GOAL OF THE EXERCISE: Pick out the lines containing "cultural".

GIVEN ENTRIES:
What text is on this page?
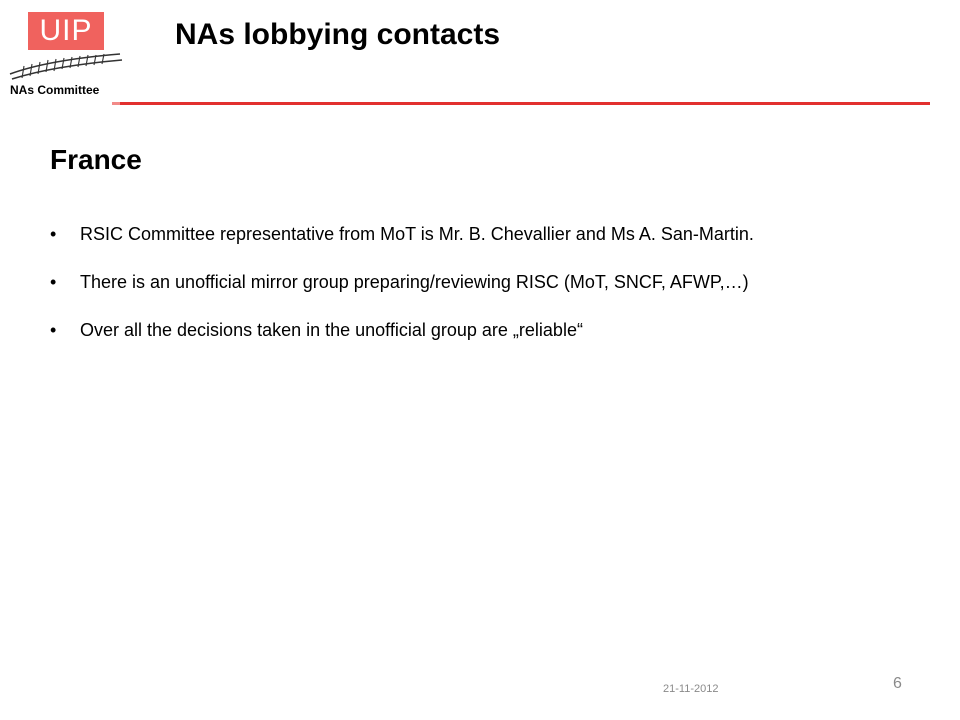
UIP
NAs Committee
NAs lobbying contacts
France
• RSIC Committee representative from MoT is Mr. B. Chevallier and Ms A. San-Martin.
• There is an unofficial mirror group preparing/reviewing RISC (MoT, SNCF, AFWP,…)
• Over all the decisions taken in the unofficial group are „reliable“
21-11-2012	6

==

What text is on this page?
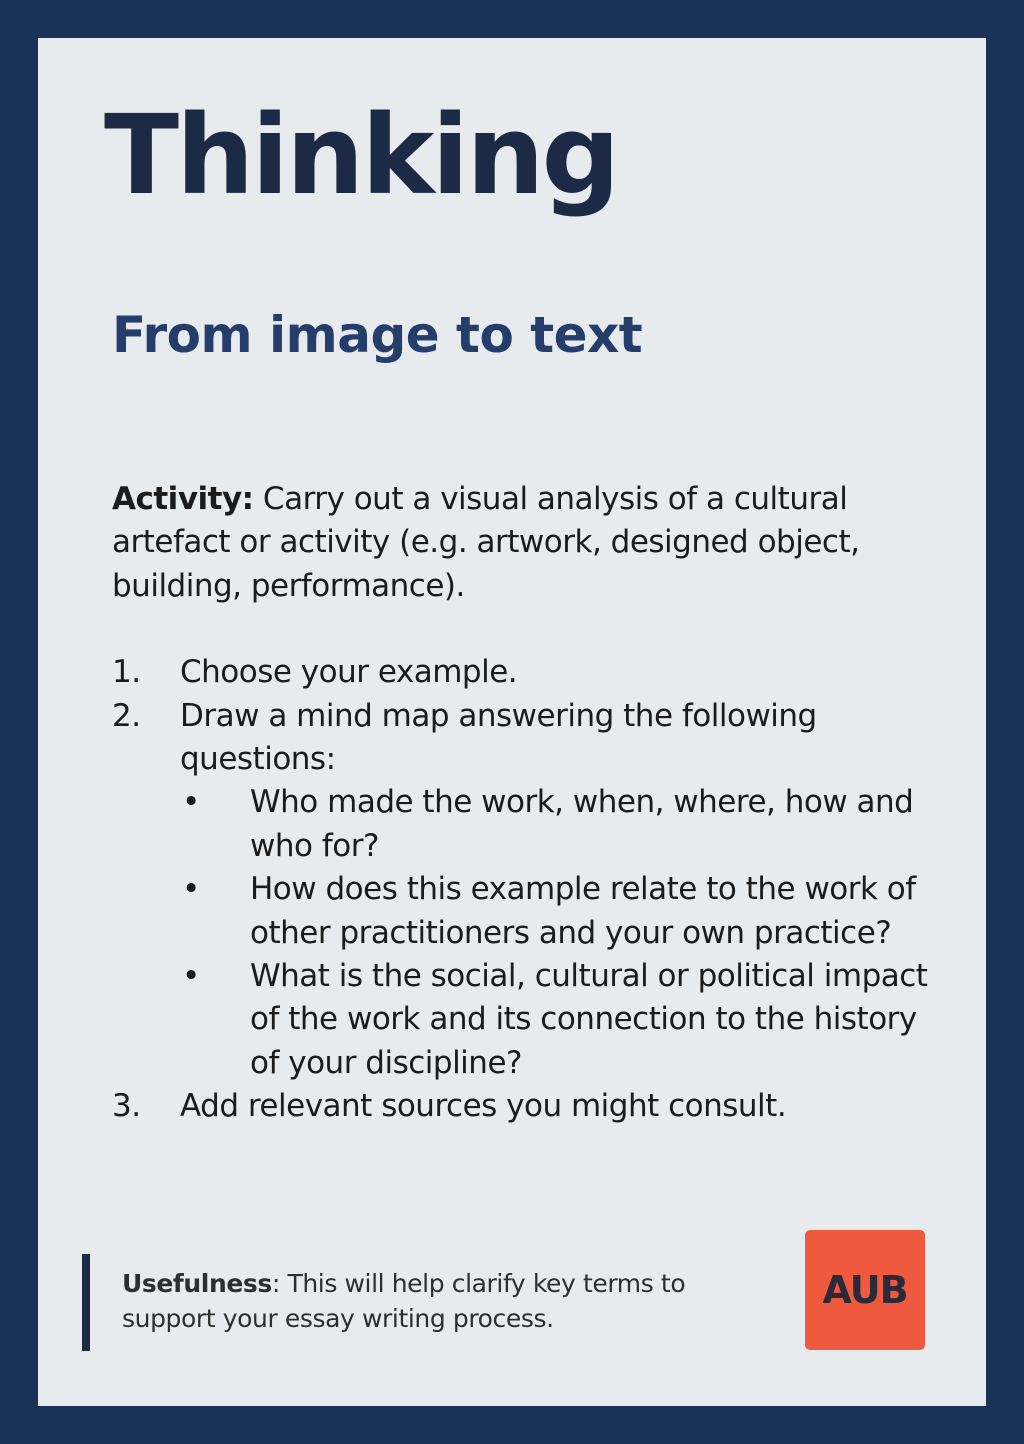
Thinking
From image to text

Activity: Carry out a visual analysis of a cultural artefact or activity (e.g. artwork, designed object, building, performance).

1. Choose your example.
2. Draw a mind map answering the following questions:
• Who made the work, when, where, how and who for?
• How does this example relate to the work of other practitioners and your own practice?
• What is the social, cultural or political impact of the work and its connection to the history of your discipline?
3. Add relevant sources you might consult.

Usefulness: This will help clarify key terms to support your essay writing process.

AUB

SOLUTION FOR THIS EXERCISE:
Activity: Carry out a visual analysis of a cultural artefact or activity (e.g. artwork, designed object, building, performance).
• What is the social, cultural or political impact of the work and its connection to the history of your discipline?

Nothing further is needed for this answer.